**Source data:**
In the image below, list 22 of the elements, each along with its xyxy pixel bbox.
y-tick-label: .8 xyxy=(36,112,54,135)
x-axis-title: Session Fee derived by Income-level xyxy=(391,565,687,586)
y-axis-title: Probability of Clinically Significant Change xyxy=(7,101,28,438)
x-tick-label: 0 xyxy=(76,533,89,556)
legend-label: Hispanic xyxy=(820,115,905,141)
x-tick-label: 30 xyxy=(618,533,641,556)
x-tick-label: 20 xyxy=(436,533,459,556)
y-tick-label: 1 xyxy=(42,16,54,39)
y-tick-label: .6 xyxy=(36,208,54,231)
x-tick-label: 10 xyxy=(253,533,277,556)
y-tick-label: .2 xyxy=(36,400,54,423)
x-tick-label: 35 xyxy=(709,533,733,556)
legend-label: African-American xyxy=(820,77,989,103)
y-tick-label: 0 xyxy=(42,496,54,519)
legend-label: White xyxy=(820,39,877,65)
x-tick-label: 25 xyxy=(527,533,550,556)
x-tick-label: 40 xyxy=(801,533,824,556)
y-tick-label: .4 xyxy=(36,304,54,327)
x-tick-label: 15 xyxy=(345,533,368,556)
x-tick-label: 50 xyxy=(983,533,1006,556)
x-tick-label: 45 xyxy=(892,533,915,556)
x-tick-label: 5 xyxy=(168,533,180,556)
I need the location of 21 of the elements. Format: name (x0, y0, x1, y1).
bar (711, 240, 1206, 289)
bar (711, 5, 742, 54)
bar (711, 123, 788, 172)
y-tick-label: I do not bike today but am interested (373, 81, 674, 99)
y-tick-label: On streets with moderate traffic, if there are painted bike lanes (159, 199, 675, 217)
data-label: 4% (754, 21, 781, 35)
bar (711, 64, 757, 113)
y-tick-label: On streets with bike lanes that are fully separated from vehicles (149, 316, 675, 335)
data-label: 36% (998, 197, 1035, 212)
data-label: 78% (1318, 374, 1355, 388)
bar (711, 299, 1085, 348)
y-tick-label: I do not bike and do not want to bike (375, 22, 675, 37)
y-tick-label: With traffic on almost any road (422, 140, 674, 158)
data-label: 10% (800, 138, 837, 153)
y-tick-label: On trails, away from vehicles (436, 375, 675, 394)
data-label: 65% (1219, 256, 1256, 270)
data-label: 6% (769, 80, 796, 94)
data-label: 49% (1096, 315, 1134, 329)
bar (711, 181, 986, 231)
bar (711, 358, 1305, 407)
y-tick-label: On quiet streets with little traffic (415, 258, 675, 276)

**Task to complete:** Copy these entries line for line, switching every "vehicles" to "cars" and leaving everything else unchanged.

**Written response:**
In the image below, list 22 of the elements, each along with its xyxy pixel bbox.
y-tick-label: .8 xyxy=(36,112,54,135)
x-axis-title: Session Fee derived by Income-level xyxy=(391,565,687,586)
y-axis-title: Probability of Clinically Significant Change xyxy=(7,101,28,438)
x-tick-label: 0 xyxy=(76,533,89,556)
legend-label: Hispanic xyxy=(820,115,905,141)
x-tick-label: 30 xyxy=(618,533,641,556)
x-tick-label: 20 xyxy=(436,533,459,556)
y-tick-label: 1 xyxy=(42,16,54,39)
y-tick-label: .6 xyxy=(36,208,54,231)
x-tick-label: 10 xyxy=(253,533,277,556)
y-tick-label: .2 xyxy=(36,400,54,423)
x-tick-label: 35 xyxy=(709,533,733,556)
legend-label: African-American xyxy=(820,77,989,103)
y-tick-label: 0 xyxy=(42,496,54,519)
legend-label: White xyxy=(820,39,877,65)
x-tick-label: 25 xyxy=(527,533,550,556)
x-tick-label: 40 xyxy=(801,533,824,556)
y-tick-label: .4 xyxy=(36,304,54,327)
x-tick-label: 15 xyxy=(345,533,368,556)
x-tick-label: 50 xyxy=(983,533,1006,556)
x-tick-label: 45 xyxy=(892,533,915,556)
x-tick-label: 5 xyxy=(168,533,180,556)
I need the location of 21 of the elements. Format: name (x0, y0, x1, y1).
bar (711, 240, 1206, 289)
bar (711, 5, 742, 54)
bar (711, 123, 788, 172)
y-tick-label: I do not bike today but am interested (373, 81, 674, 99)
y-tick-label: On streets with moderate traffic, if there are painted bike lanes (159, 199, 675, 217)
data-label: 4% (754, 21, 781, 35)
bar (711, 64, 757, 113)
y-tick-label: On streets with bike lanes that are fully separated from cars (149, 316, 675, 335)
data-label: 36% (998, 197, 1035, 212)
data-label: 78% (1318, 374, 1355, 388)
bar (711, 299, 1085, 348)
y-tick-label: I do not bike and do not want to bike (375, 22, 675, 37)
y-tick-label: With traffic on almost any road (422, 140, 674, 158)
data-label: 10% (800, 138, 837, 153)
y-tick-label: On trails, away from cars (436, 375, 675, 394)
data-label: 65% (1219, 256, 1256, 270)
data-label: 6% (769, 80, 796, 94)
data-label: 49% (1096, 315, 1134, 329)
bar (711, 181, 986, 231)
bar (711, 358, 1305, 407)
y-tick-label: On quiet streets with little traffic (415, 258, 675, 276)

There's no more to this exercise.